# GOAL OF THE EXERCISE
Copy out the line containing "Give me the" and each line after it, through the last one in the material, exactly as written.

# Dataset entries

— BEGIN —

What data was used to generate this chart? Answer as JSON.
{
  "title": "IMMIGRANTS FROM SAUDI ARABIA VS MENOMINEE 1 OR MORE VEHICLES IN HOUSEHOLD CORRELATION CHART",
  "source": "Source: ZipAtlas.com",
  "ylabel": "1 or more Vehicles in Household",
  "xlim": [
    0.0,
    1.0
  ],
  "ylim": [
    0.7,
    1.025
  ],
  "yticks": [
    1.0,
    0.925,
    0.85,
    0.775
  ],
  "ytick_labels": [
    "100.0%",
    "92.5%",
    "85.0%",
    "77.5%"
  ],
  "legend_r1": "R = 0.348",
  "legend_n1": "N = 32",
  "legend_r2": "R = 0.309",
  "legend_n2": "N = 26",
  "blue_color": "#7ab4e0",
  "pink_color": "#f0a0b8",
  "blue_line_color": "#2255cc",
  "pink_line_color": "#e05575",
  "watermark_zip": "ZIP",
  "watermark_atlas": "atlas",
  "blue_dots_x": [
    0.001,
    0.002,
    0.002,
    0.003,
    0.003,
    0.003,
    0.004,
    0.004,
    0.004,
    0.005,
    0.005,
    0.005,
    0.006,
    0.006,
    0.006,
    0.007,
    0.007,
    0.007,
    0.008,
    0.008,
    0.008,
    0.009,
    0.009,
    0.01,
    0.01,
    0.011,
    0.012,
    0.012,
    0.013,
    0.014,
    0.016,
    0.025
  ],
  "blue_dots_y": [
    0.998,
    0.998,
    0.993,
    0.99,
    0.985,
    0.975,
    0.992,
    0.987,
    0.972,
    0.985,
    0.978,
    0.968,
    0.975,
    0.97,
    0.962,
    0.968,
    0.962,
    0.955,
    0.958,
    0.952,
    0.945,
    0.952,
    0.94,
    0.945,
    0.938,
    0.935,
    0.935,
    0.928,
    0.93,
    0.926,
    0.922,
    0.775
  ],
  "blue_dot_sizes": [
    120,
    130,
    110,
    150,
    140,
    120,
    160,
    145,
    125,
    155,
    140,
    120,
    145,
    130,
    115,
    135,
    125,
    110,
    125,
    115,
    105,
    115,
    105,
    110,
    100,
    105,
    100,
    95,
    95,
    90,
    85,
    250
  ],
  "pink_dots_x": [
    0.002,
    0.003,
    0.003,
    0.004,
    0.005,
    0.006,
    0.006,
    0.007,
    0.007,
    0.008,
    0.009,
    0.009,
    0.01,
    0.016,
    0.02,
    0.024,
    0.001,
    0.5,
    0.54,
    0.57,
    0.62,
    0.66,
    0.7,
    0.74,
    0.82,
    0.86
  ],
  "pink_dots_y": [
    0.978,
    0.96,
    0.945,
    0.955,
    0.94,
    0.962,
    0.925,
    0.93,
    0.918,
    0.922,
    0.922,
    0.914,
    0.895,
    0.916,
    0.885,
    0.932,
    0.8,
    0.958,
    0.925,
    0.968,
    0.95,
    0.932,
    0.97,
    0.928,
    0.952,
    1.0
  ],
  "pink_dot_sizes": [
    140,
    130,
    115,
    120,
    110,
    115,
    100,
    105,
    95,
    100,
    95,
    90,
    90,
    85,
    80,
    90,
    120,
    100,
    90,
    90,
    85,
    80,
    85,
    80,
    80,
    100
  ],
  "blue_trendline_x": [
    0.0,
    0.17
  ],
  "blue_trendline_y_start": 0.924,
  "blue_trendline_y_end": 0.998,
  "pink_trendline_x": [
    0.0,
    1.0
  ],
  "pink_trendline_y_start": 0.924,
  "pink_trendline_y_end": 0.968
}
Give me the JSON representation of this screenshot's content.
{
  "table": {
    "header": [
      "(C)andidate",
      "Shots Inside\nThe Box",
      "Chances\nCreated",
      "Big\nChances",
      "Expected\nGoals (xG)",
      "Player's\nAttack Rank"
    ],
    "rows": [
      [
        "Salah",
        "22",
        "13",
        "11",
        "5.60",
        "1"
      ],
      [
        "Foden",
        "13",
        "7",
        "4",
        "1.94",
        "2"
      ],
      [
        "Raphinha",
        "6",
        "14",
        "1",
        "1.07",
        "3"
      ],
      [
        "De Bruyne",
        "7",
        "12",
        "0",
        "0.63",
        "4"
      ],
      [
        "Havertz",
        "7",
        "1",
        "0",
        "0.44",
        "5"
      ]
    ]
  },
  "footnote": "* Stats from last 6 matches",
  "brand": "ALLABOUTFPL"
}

— END —

# THE RESPONSE
Give me the JSON representation of this screenshot's content.
{
  "table": {
    "header": [
      "(C)andidate",
      "Shots Inside\nThe Box",
      "Chances\nCreated",
      "Big\nChances",
      "Expected\nGoals (xG)",
      "Player's\nAttack Rank"
    ],
    "rows": [
      [
        "Salah",
        "22",
        "13",
        "11",
        "5.60",
        "1"
      ],
      [
        "Foden",
        "13",
        "7",
        "4",
        "1.94",
        "2"
      ],
      [
        "Raphinha",
        "6",
        "14",
        "1",
        "1.07",
        "3"
      ],
      [
        "De Bruyne",
        "7",
        "12",
        "0",
        "0.63",
        "4"
      ],
      [
        "Havertz",
        "7",
        "1",
        "0",
        "0.44",
        "5"
      ]
    ]
  },
  "footnote": "* Stats from last 6 matches",
  "brand": "ALLABOUTFPL"
}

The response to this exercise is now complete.